• _Exercise objective_:
Set down each entry exactly as given; pictures should not appear in the copy.

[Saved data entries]

══════════════════════════════

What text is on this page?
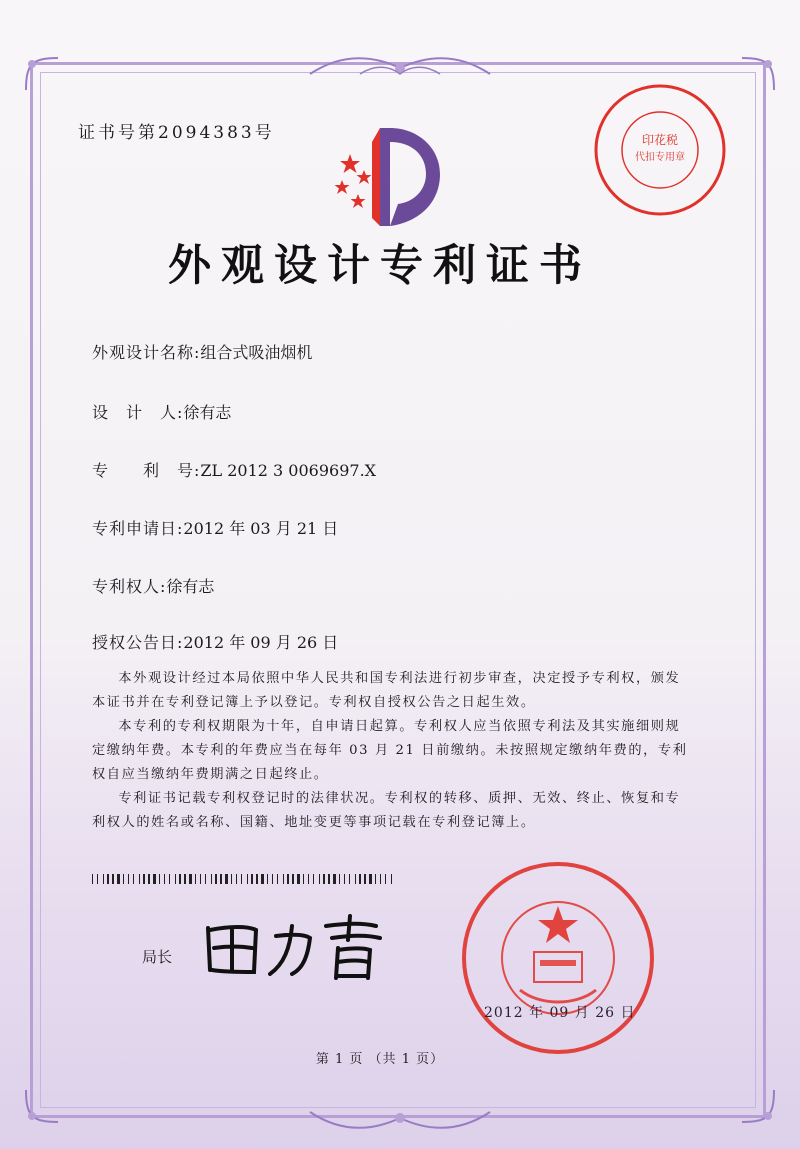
证书号第2094383号
外观设计专利证书
外观设计名称:组合式吸油烟机
设　计　人:徐有志
专　　利　号:ZL 2012 3 0069697.X
专利申请日:2012 年 03 月 21 日
专利权人:徐有志
授权公告日:2012 年 09 月 26 日

本外观设计经过本局依照中华人民共和国专利法进行初步审查，决定授予专利权，颁发本证书并在专利登记簿上予以登记。专利权自授权公告之日起生效。

本专利的专利权期限为十年，自申请日起算。专利权人应当依照专利法及其实施细则规定缴纳年费。本专利的年费应当在每年 03 月 21 日前缴纳。未按照规定缴纳年费的，专利权自应当缴纳年费期满之日起终止。

专利证书记载专利权登记时的法律状况。专利权的转移、质押、无效、终止、恢复和专利权人的姓名或名称、国籍、地址变更等事项记载在专利登记簿上。

局长
印花税
代扣专用章
2012 年 09 月 26 日
第 1 页 （共 1 页）
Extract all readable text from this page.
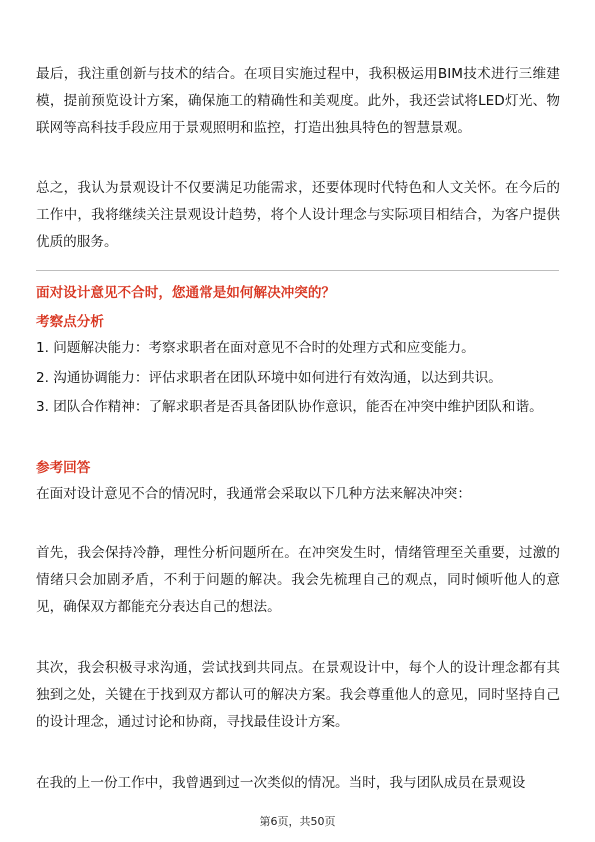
最后，我注重创新与技术的结合。在项目实施过程中，我积极运用BIM技术进行三维建模，提前预览设计方案，确保施工的精确性和美观度。此外，我还尝试将LED灯光、物联网等高科技手段应用于景观照明和监控，打造出独具特色的智慧景观。

总之，我认为景观设计不仅要满足功能需求，还要体现时代特色和人文关怀。在今后的工作中，我将继续关注景观设计趋势，将个人设计理念与实际项目相结合，为客户提供优质的服务。

面对设计意见不合时，您通常是如何解决冲突的？

考察点分析

1. 问题解决能力：考察求职者在面对意见不合时的处理方式和应变能力。

2. 沟通协调能力：评估求职者在团队环境中如何进行有效沟通，以达到共识。

3. 团队合作精神：了解求职者是否具备团队协作意识，能否在冲突中维护团队和谐。

参考回答

在面对设计意见不合的情况时，我通常会采取以下几种方法来解决冲突：

首先，我会保持冷静，理性分析问题所在。在冲突发生时，情绪管理至关重要，过激的情绪只会加剧矛盾，不利于问题的解决。我会先梳理自己的观点，同时倾听他人的意见，确保双方都能充分表达自己的想法。

其次，我会积极寻求沟通，尝试找到共同点。在景观设计中，每个人的设计理念都有其独到之处，关键在于找到双方都认可的解决方案。我会尊重他人的意见，同时坚持自己的设计理念，通过讨论和协商，寻找最佳设计方案。

在我的上一份工作中，我曾遇到过一次类似的情况。当时，我与团队成员在景观设

第6页，共50页
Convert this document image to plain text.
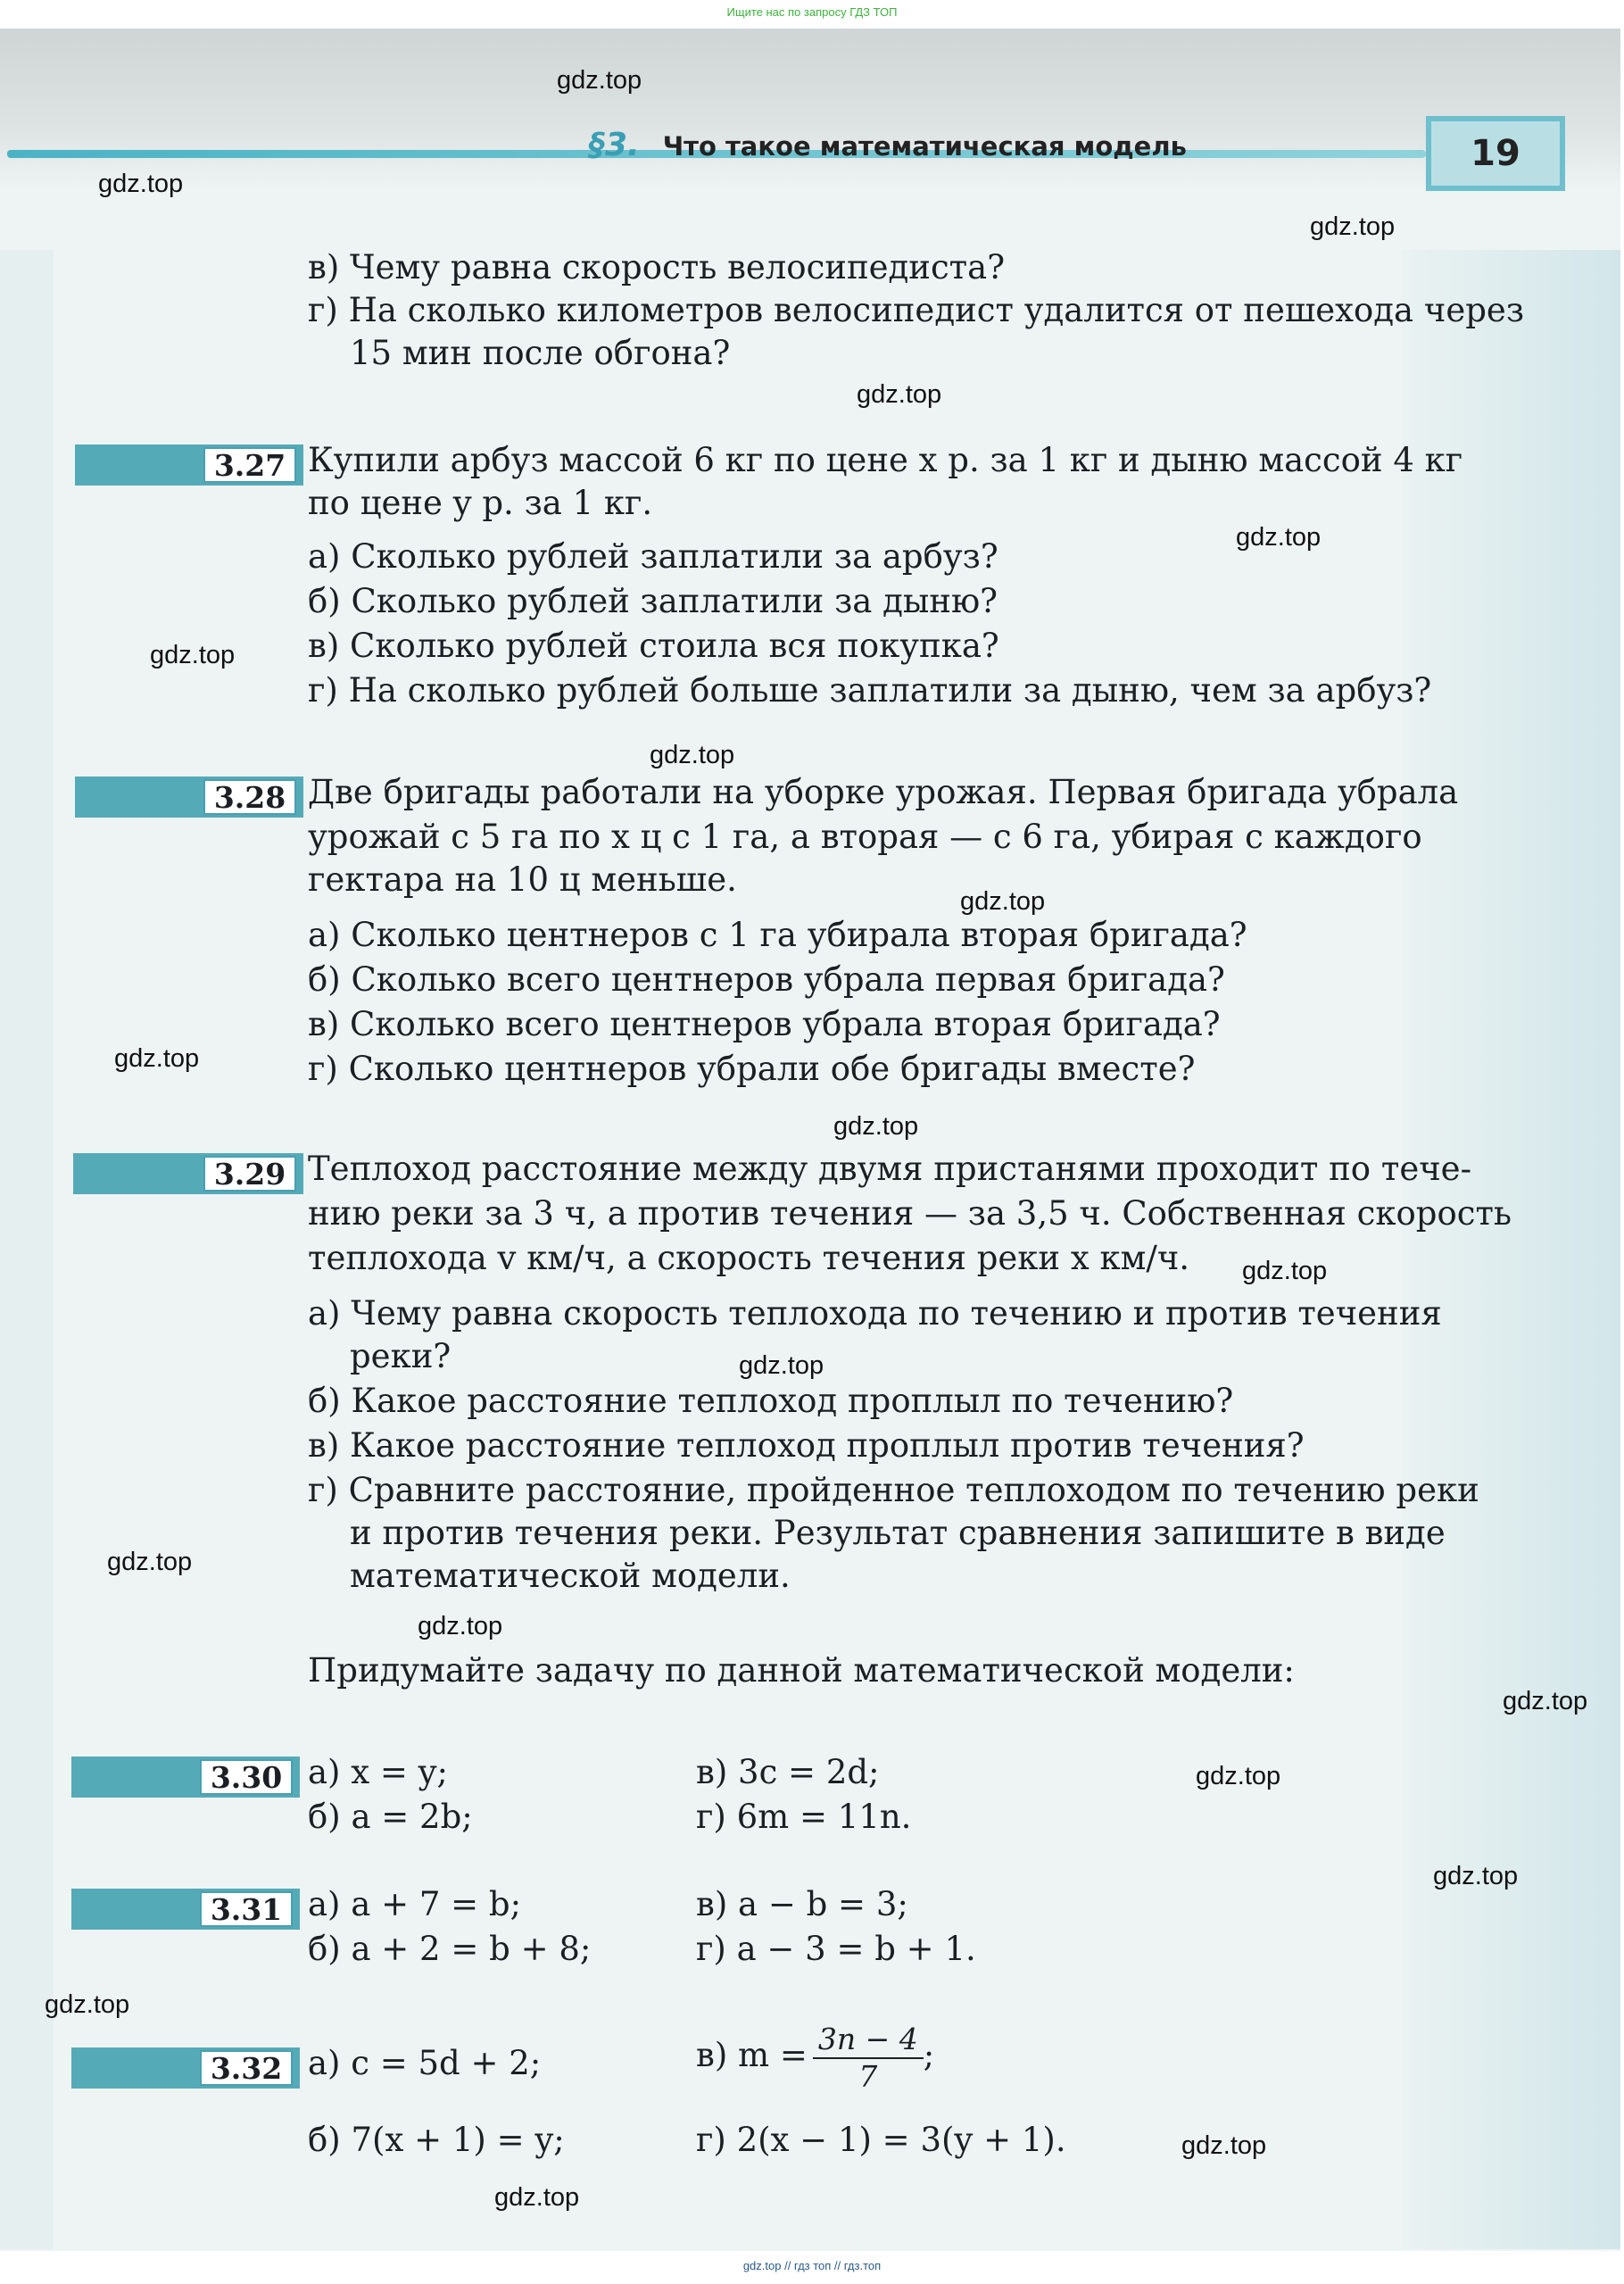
Ищите нас по запросу ГДЗ ТОП
§3. Что такое математическая модель	19
в) Чему равна скорость велосипедиста?
г) На сколько километров велосипедист удалится от пешехода через
15 мин после обгона?
3.27 Купили арбуз массой 6 кг по цене x р. за 1 кг и дыню массой 4 кг
по цене y р. за 1 кг.
а) Сколько рублей заплатили за арбуз?
б) Сколько рублей заплатили за дыню?
в) Сколько рублей стоила вся покупка?
г) На сколько рублей больше заплатили за дыню, чем за арбуз?
3.28 Две бригады работали на уборке урожая. Первая бригада убрала
урожай с 5 га по x ц с 1 га, а вторая — с 6 га, убирая с каждого
гектара на 10 ц меньше.
а) Сколько центнеров с 1 га убирала вторая бригада?
б) Сколько всего центнеров убрала первая бригада?
в) Сколько всего центнеров убрала вторая бригада?
г) Сколько центнеров убрали обе бригады вместе?
3.29 Теплоход расстояние между двумя пристанями проходит по тече-
нию реки за 3 ч, а против течения — за 3,5 ч. Собственная скорость
теплохода v км/ч, а скорость течения реки x км/ч.
а) Чему равна скорость теплохода по течению и против течения
реки?
б) Какое расстояние теплоход проплыл по течению?
в) Какое расстояние теплоход проплыл против течения?
г) Сравните расстояние, пройденное теплоходом по течению реки
и против течения реки. Результат сравнения запишите в виде
математической модели.
Придумайте задачу по данной математической модели:
3.30 а) x = y;	в) 3c = 2d;
б) a = 2b;	г) 6m = 11n.
3.31 а) a + 7 = b;	в) a − b = 3;
б) a + 2 = b + 8;	г) a − 3 = b + 1.
3.32 а) c = 5d + 2;	в) $m = \frac{3n - 4}{7}$ ;
б) 7(x + 1) = y;	г) 2(x − 1) = 3(y + 1).
gdz.top
gdz.top
gdz.top
gdz.top
gdz.top
gdz.top
gdz.top
gdz.top
gdz.top
gdz.top
gdz.top
gdz.top
gdz.top
gdz.top
gdz.top
gdz.top
gdz.top
gdz.top
gdz.top
gdz.top
gdz.top // гдз топ // гдз.топ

══════════════════════════════

• _Written solution_:
What text is on this page?
证书号第2094383号
外观设计专利证书
外观设计名称:组合式吸油烟机
设　计　人:徐有志
专　　利　号:ZL 2012 3 0069697.X
专利申请日:2012 年 03 月 21 日
专利权人:徐有志
授权公告日:2012 年 09 月 26 日

本外观设计经过本局依照中华人民共和国专利法进行初步审查，决定授予专利权，颁发本证书并在专利登记簿上予以登记。专利权自授权公告之日起生效。

本专利的专利权期限为十年，自申请日起算。专利权人应当依照专利法及其实施细则规定缴纳年费。本专利的年费应当在每年 03 月 21 日前缴纳。未按照规定缴纳年费的，专利权自应当缴纳年费期满之日起终止。

专利证书记载专利权登记时的法律状况。专利权的转移、质押、无效、终止、恢复和专利权人的姓名或名称、国籍、地址变更等事项记载在专利登记簿上。

局长
印花税
代扣专用章
2012 年 09 月 26 日
第 1 页 （共 1 页）
Extract all readable text from this page.
最后，我注重创新与技术的结合。在项目实施过程中，我积极运用BIM技术进行三维建模，提前预览设计方案，确保施工的精确性和美观度。此外，我还尝试将LED灯光、物联网等高科技手段应用于景观照明和监控，打造出独具特色的智慧景观。

总之，我认为景观设计不仅要满足功能需求，还要体现时代特色和人文关怀。在今后的工作中，我将继续关注景观设计趋势，将个人设计理念与实际项目相结合，为客户提供优质的服务。

面对设计意见不合时，您通常是如何解决冲突的？

考察点分析

1. 问题解决能力：考察求职者在面对意见不合时的处理方式和应变能力。

2. 沟通协调能力：评估求职者在团队环境中如何进行有效沟通，以达到共识。

3. 团队合作精神：了解求职者是否具备团队协作意识，能否在冲突中维护团队和谐。

参考回答

在面对设计意见不合的情况时，我通常会采取以下几种方法来解决冲突：

首先，我会保持冷静，理性分析问题所在。在冲突发生时，情绪管理至关重要，过激的情绪只会加剧矛盾，不利于问题的解决。我会先梳理自己的观点，同时倾听他人的意见，确保双方都能充分表达自己的想法。

其次，我会积极寻求沟通，尝试找到共同点。在景观设计中，每个人的设计理念都有其独到之处，关键在于找到双方都认可的解决方案。我会尊重他人的意见，同时坚持自己的设计理念，通过讨论和协商，寻找最佳设计方案。

在我的上一份工作中，我曾遇到过一次类似的情况。当时，我与团队成员在景观设

第6页，共50页
Convert this document image to plain text.
Ищите нас по запросу ГДЗ ТОП
§3. Что такое математическая модель	19
в) Чему равна скорость велосипедиста?
г) На сколько километров велосипедист удалится от пешехода через
15 мин после обгона?
3.27 Купили арбуз массой 6 кг по цене x р. за 1 кг и дыню массой 4 кг
по цене y р. за 1 кг.
а) Сколько рублей заплатили за арбуз?
б) Сколько рублей заплатили за дыню?
в) Сколько рублей стоила вся покупка?
г) На сколько рублей больше заплатили за дыню, чем за арбуз?
3.28 Две бригады работали на уборке урожая. Первая бригада убрала
урожай с 5 га по x ц с 1 га, а вторая — с 6 га, убирая с каждого
гектара на 10 ц меньше.
а) Сколько центнеров с 1 га убирала вторая бригада?
б) Сколько всего центнеров убрала первая бригада?
в) Сколько всего центнеров убрала вторая бригада?
г) Сколько центнеров убрали обе бригады вместе?
3.29 Теплоход расстояние между двумя пристанями проходит по тече-
нию реки за 3 ч, а против течения — за 3,5 ч. Собственная скорость
теплохода v км/ч, а скорость течения реки x км/ч.
а) Чему равна скорость теплохода по течению и против течения
реки?
б) Какое расстояние теплоход проплыл по течению?
в) Какое расстояние теплоход проплыл против течения?
г) Сравните расстояние, пройденное теплоходом по течению реки
и против течения реки. Результат сравнения запишите в виде
математической модели.
Придумайте задачу по данной математической модели:
3.30 а) x = y;	в) 3c = 2d;
б) a = 2b;	г) 6m = 11n.
3.31 а) a + 7 = b;	в) a − b = 3;
б) a + 2 = b + 8;	г) a − 3 = b + 1.
3.32 а) c = 5d + 2;	в) $m = \frac{3n - 4}{7}$ ;
б) 7(x + 1) = y;	г) 2(x − 1) = 3(y + 1).
gdz.top
gdz.top
gdz.top
gdz.top
gdz.top
gdz.top
gdz.top
gdz.top
gdz.top
gdz.top
gdz.top
gdz.top
gdz.top
gdz.top
gdz.top
gdz.top
gdz.top
gdz.top
gdz.top
gdz.top
gdz.top // гдз топ // гдз.топ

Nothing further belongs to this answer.